EXERCISE INSTRUCTIONS
Gather all lines from the material that contain the word "signal".

Begin LISTED RECORDS

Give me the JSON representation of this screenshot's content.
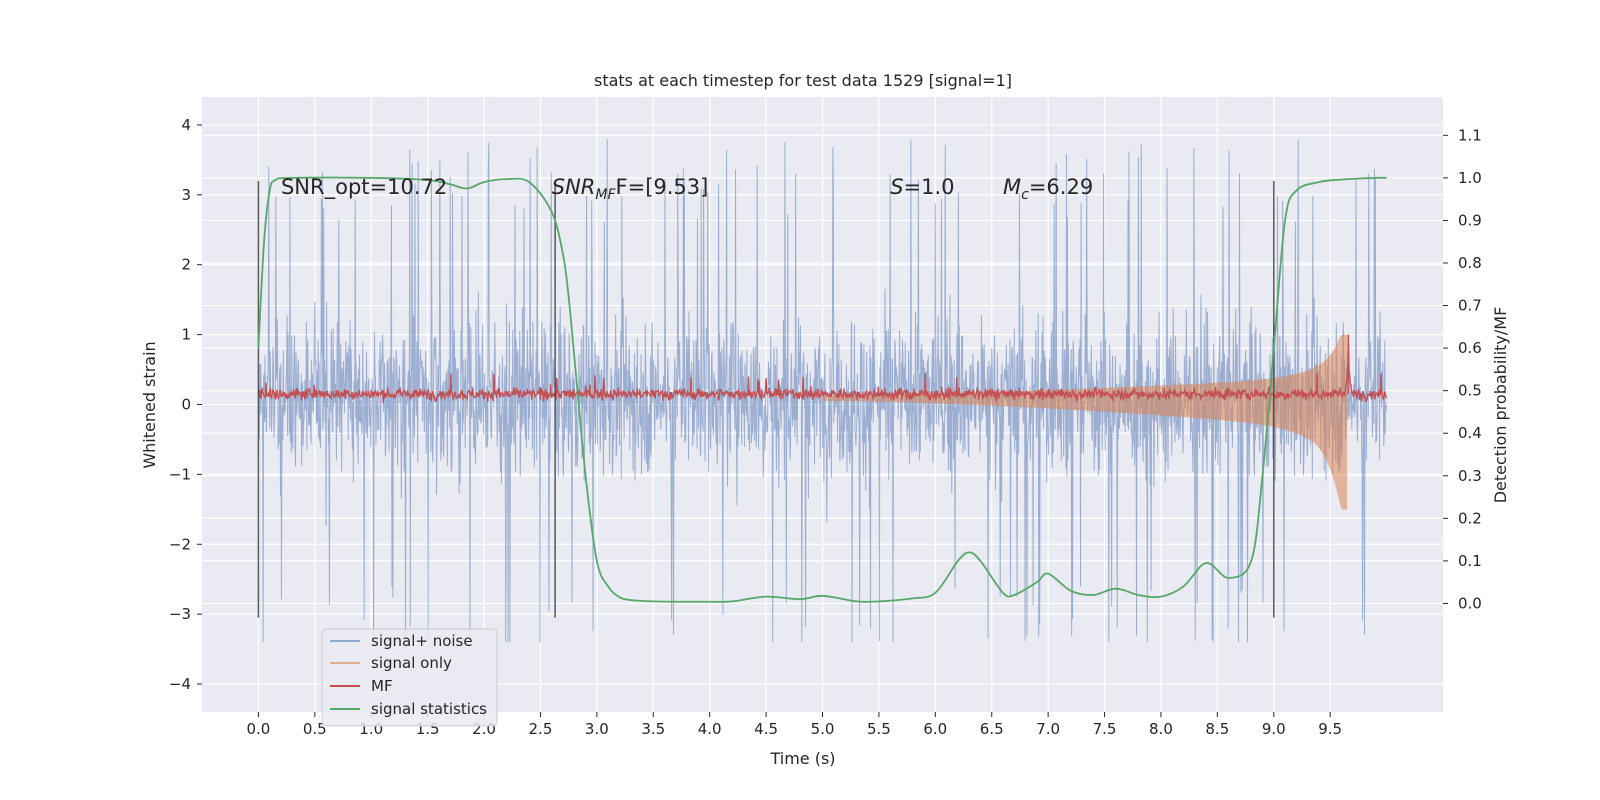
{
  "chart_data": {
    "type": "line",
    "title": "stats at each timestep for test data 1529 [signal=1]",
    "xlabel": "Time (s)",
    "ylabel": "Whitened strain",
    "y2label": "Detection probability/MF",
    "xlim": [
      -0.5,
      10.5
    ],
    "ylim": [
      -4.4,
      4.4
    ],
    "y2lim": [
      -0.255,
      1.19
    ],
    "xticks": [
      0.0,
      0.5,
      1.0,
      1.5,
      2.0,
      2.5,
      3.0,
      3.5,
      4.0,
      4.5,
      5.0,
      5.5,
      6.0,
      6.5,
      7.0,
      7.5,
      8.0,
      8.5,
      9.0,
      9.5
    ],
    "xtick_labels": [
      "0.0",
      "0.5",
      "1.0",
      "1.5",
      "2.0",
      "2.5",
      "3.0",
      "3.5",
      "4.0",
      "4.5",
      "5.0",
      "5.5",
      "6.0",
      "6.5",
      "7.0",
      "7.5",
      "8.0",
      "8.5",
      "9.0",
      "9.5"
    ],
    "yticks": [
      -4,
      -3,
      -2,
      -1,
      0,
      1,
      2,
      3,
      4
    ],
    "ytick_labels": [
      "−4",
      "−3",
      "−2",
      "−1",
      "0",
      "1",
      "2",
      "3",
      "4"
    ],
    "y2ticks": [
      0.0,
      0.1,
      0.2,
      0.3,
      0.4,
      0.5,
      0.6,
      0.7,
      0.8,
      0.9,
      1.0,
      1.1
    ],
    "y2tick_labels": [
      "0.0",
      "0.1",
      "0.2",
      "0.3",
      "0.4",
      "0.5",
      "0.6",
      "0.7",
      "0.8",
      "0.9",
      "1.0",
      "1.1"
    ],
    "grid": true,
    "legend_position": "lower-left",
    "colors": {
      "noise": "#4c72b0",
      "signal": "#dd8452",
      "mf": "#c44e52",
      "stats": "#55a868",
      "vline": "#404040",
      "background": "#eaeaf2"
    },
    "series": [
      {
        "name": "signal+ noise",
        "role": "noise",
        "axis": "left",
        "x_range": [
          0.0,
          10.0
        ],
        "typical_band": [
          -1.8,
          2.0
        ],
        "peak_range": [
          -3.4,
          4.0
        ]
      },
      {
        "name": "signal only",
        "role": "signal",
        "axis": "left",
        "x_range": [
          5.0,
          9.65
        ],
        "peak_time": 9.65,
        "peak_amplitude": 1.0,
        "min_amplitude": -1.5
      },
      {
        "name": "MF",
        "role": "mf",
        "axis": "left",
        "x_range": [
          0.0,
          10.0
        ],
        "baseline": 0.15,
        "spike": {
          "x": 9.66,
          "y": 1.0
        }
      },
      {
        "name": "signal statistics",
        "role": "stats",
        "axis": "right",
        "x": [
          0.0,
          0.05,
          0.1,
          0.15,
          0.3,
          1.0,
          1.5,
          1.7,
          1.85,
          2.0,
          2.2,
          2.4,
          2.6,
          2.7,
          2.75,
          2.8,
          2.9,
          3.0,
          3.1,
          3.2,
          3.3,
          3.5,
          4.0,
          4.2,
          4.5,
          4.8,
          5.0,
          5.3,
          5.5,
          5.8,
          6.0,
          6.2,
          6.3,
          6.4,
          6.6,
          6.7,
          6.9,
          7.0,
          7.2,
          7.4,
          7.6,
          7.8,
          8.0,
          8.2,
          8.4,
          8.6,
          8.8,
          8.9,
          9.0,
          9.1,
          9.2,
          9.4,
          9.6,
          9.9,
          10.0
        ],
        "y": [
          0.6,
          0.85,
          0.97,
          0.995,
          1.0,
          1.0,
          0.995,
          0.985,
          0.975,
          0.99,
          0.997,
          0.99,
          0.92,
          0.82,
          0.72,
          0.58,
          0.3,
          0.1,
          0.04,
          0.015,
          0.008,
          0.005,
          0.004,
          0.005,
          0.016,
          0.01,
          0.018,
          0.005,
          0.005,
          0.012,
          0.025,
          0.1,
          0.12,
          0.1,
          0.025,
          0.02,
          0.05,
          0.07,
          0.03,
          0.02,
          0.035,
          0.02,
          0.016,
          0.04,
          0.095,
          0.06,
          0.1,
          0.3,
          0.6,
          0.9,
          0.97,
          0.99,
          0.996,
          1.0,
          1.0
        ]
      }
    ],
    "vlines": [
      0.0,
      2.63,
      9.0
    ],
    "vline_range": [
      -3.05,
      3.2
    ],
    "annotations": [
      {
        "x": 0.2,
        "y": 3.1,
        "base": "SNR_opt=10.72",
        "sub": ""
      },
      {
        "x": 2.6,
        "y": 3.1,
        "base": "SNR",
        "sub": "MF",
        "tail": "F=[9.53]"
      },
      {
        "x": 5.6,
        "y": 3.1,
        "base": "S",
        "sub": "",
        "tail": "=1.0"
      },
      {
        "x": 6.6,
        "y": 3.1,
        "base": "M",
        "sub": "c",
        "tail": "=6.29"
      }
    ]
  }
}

End LISTED RECORDS
Begin LISTED RECORDS

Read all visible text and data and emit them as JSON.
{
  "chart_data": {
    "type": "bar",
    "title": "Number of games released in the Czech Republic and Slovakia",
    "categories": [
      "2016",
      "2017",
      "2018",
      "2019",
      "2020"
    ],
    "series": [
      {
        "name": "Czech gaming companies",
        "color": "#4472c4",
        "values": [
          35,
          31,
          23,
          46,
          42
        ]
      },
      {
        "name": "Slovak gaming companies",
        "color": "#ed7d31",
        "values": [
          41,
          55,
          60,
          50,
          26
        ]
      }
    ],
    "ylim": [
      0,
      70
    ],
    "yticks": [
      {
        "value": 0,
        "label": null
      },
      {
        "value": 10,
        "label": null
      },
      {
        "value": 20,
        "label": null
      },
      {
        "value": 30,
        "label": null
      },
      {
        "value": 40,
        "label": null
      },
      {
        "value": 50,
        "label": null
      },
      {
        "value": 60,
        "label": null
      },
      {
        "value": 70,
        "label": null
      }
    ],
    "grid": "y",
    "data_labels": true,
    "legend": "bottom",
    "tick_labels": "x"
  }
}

End LISTED RECORDS

TASK ANSWER
    "title": "stats at each timestep for test data 1529 [signal=1]",
      "signal": "#dd8452",
        "name": "signal+ noise",
        "name": "signal only",
        "role": "signal",
        "name": "signal statistics",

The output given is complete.